* _Requirements_:
Copy out the listing exactly.
"""
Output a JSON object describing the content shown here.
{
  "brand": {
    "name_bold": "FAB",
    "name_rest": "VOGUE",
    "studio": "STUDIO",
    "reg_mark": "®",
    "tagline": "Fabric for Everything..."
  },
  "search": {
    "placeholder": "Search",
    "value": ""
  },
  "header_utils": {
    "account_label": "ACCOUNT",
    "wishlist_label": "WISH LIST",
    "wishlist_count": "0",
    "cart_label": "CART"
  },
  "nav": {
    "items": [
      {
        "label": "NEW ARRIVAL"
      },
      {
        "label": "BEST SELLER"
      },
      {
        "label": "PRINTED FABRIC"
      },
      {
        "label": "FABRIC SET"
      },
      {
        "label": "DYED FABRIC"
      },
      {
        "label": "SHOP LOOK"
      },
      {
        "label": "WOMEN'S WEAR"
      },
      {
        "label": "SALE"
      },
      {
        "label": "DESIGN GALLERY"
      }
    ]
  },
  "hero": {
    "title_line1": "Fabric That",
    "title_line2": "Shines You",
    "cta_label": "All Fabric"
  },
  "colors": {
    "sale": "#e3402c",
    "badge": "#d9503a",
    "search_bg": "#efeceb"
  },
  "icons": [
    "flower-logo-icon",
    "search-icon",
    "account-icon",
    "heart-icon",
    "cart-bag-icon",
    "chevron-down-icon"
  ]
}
"""
* _Right answer_:
Output a JSON object describing the content shown here.
{
  "brand": {
    "name_bold": "FAB",
    "name_rest": "VOGUE",
    "studio": "STUDIO",
    "reg_mark": "®",
    "tagline": "Fabric for Everything..."
  },
  "search": {
    "placeholder": "Search",
    "value": ""
  },
  "header_utils": {
    "account_label": "ACCOUNT",
    "wishlist_label": "WISH LIST",
    "wishlist_count": "0",
    "cart_label": "CART"
  },
  "nav": {
    "items": [
      {
        "label": "NEW ARRIVAL"
      },
      {
        "label": "BEST SELLER"
      },
      {
        "label": "PRINTED FABRIC"
      },
      {
        "label": "FABRIC SET"
      },
      {
        "label": "DYED FABRIC"
      },
      {
        "label": "SHOP LOOK"
      },
      {
        "label": "WOMEN'S WEAR"
      },
      {
        "label": "SALE"
      },
      {
        "label": "DESIGN GALLERY"
      }
    ]
  },
  "hero": {
    "title_line1": "Fabric That",
    "title_line2": "Shines You",
    "cta_label": "All Fabric"
  },
  "colors": {
    "sale": "#e3402c",
    "badge": "#d9503a",
    "search_bg": "#efeceb"
  },
  "icons": [
    "flower-logo-icon",
    "search-icon",
    "account-icon",
    "heart-icon",
    "cart-bag-icon",
    "chevron-down-icon"
  ]
}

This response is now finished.